[Start Information supplied]

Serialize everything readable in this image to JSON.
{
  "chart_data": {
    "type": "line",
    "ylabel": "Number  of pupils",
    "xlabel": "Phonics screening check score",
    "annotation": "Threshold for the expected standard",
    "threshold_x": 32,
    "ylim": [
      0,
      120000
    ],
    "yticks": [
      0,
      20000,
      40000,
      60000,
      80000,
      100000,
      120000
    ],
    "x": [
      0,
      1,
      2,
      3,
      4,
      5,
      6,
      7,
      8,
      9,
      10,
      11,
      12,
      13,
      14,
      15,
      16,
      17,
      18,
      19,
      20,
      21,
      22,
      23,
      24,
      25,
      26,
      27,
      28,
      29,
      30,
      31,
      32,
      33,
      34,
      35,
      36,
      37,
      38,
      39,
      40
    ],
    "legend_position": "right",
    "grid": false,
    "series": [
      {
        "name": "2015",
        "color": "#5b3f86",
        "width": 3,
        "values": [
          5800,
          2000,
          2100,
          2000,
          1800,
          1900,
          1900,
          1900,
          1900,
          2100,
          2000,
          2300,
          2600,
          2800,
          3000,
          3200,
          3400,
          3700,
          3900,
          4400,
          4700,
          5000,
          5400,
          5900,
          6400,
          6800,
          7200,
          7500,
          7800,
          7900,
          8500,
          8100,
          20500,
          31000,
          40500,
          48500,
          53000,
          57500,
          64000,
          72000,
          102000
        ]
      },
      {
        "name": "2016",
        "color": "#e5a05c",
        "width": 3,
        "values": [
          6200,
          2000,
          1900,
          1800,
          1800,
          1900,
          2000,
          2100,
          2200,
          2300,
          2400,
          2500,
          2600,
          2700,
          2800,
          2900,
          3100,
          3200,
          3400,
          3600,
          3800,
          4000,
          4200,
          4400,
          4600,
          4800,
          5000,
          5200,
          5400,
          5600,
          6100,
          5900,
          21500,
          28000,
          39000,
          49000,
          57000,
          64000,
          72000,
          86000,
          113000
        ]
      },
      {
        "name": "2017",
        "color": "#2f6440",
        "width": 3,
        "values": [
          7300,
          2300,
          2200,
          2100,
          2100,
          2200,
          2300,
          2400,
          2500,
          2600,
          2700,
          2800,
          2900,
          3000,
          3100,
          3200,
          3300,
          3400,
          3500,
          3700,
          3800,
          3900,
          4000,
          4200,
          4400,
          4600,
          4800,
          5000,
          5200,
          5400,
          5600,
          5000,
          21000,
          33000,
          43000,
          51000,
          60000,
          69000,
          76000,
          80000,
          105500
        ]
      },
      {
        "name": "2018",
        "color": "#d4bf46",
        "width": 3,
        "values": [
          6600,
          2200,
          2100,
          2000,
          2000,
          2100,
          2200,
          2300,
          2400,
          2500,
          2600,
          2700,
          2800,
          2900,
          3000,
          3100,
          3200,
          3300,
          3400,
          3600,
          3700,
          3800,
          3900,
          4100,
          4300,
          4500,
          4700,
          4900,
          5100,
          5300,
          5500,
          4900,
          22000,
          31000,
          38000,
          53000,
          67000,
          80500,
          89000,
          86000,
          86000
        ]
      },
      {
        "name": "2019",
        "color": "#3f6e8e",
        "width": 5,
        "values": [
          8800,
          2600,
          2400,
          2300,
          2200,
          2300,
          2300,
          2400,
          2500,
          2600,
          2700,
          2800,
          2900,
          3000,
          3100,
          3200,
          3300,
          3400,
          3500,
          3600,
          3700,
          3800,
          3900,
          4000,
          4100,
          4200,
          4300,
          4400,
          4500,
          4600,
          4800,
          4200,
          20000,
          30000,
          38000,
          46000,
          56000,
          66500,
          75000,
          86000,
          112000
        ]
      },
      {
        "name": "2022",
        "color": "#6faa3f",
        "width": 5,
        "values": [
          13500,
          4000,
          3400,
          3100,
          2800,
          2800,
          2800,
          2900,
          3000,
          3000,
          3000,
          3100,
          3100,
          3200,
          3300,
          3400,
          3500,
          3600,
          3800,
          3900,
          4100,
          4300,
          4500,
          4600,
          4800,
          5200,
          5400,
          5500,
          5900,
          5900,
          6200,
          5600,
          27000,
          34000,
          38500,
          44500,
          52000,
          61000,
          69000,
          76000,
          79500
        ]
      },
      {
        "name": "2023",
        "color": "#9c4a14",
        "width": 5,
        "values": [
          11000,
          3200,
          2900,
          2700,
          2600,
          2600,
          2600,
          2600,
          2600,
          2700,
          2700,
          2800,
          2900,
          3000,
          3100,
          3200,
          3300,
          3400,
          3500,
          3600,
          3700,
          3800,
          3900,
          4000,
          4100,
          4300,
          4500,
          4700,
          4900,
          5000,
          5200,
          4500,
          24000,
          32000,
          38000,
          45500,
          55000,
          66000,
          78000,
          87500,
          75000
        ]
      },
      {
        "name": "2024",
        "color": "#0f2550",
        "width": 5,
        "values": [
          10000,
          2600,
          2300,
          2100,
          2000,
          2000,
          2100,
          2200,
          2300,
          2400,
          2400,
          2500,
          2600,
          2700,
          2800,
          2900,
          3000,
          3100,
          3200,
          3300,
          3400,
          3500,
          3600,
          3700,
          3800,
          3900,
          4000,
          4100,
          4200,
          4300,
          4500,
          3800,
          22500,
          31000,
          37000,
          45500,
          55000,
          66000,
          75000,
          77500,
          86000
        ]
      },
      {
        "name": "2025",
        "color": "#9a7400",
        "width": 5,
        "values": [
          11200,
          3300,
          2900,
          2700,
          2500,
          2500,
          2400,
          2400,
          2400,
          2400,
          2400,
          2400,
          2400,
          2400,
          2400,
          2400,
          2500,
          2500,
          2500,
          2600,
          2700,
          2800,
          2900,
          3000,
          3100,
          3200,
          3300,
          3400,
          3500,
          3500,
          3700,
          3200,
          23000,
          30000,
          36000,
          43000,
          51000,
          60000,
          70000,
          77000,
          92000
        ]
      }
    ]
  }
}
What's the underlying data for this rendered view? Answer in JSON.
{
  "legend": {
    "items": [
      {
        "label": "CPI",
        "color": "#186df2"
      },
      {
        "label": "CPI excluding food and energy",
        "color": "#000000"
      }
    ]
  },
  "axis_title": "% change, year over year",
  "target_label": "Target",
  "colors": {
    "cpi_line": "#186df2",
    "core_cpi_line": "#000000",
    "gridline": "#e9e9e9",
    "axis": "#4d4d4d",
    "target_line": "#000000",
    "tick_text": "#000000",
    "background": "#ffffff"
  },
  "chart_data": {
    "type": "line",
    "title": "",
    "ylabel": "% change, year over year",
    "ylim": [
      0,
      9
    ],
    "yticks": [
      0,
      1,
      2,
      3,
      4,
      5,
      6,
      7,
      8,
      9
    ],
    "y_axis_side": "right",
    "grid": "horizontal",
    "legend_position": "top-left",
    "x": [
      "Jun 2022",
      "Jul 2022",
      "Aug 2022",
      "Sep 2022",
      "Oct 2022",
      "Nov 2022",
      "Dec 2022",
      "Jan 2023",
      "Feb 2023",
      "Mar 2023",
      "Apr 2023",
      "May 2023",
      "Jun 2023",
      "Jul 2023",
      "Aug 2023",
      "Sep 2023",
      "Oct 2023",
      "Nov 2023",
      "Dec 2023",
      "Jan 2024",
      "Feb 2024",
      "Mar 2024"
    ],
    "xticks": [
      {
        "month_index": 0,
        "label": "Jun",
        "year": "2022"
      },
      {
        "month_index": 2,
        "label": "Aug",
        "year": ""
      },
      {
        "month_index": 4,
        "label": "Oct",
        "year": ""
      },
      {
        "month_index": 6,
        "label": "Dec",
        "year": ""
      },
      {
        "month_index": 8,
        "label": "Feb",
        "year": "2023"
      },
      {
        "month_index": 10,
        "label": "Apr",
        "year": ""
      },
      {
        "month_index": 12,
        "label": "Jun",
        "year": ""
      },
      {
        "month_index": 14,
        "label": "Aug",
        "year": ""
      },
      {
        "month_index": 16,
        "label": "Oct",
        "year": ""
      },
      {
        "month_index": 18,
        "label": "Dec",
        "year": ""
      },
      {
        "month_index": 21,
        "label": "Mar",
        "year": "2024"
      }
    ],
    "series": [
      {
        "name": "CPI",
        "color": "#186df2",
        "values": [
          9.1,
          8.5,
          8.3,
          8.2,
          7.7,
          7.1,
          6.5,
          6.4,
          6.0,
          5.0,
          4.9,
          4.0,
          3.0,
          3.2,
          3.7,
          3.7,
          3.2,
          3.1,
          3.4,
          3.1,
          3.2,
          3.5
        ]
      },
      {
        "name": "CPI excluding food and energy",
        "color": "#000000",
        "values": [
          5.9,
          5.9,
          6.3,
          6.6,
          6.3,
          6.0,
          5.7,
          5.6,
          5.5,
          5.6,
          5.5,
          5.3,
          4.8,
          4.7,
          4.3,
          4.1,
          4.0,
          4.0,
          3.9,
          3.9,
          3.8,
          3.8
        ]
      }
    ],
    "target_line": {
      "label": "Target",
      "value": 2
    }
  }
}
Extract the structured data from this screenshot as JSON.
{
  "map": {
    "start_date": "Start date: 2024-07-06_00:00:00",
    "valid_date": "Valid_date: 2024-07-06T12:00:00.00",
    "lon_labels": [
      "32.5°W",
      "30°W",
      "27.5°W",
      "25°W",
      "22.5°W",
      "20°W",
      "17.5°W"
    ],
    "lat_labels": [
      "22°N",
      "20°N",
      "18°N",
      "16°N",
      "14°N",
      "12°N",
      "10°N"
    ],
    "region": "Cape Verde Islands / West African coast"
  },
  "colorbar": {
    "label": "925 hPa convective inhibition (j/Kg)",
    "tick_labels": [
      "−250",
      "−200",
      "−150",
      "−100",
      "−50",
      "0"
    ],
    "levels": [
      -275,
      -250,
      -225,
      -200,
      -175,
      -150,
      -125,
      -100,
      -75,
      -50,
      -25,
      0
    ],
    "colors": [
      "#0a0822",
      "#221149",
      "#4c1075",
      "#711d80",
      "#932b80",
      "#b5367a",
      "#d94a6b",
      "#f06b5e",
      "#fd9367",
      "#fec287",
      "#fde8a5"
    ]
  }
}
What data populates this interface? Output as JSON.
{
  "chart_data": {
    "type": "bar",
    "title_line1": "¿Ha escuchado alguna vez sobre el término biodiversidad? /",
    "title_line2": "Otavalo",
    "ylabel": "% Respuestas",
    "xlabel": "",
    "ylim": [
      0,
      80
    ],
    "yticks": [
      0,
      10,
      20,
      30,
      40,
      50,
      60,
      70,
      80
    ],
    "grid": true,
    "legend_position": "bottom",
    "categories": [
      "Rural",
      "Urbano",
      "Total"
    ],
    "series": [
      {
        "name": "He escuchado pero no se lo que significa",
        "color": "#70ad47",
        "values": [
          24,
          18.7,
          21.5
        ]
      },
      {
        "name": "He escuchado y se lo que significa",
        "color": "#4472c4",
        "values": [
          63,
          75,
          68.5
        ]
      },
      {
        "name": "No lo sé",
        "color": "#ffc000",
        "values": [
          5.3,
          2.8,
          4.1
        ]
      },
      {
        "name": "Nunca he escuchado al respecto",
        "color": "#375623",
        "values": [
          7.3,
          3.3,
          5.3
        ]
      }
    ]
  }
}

[End Information supplied]

The exercise
Extract every line from the one with "Extract the structured" down to the final line above, both included, exactly as written.

Written answer
Extract the structured data from this screenshot as JSON.
{
  "map": {
    "start_date": "Start date: 2024-07-06_00:00:00",
    "valid_date": "Valid_date: 2024-07-06T12:00:00.00",
    "lon_labels": [
      "32.5°W",
      "30°W",
      "27.5°W",
      "25°W",
      "22.5°W",
      "20°W",
      "17.5°W"
    ],
    "lat_labels": [
      "22°N",
      "20°N",
      "18°N",
      "16°N",
      "14°N",
      "12°N",
      "10°N"
    ],
    "region": "Cape Verde Islands / West African coast"
  },
  "colorbar": {
    "label": "925 hPa convective inhibition (j/Kg)",
    "tick_labels": [
      "−250",
      "−200",
      "−150",
      "−100",
      "−50",
      "0"
    ],
    "levels": [
      -275,
      -250,
      -225,
      -200,
      -175,
      -150,
      -125,
      -100,
      -75,
      -50,
      -25,
      0
    ],
    "colors": [
      "#0a0822",
      "#221149",
      "#4c1075",
      "#711d80",
      "#932b80",
      "#b5367a",
      "#d94a6b",
      "#f06b5e",
      "#fd9367",
      "#fec287",
      "#fde8a5"
    ]
  }
}
What data populates this interface? Output as JSON.
{
  "chart_data": {
    "type": "bar",
    "title_line1": "¿Ha escuchado alguna vez sobre el término biodiversidad? /",
    "title_line2": "Otavalo",
    "ylabel": "% Respuestas",
    "xlabel": "",
    "ylim": [
      0,
      80
    ],
    "yticks": [
      0,
      10,
      20,
      30,
      40,
      50,
      60,
      70,
      80
    ],
    "grid": true,
    "legend_position": "bottom",
    "categories": [
      "Rural",
      "Urbano",
      "Total"
    ],
    "series": [
      {
        "name": "He escuchado pero no se lo que significa",
        "color": "#70ad47",
        "values": [
          24,
          18.7,
          21.5
        ]
      },
      {
        "name": "He escuchado y se lo que significa",
        "color": "#4472c4",
        "values": [
          63,
          75,
          68.5
        ]
      },
      {
        "name": "No lo sé",
        "color": "#ffc000",
        "values": [
          5.3,
          2.8,
          4.1
        ]
      },
      {
        "name": "Nunca he escuchado al respecto",
        "color": "#375623",
        "values": [
          7.3,
          3.3,
          5.3
        ]
      }
    ]
  }
}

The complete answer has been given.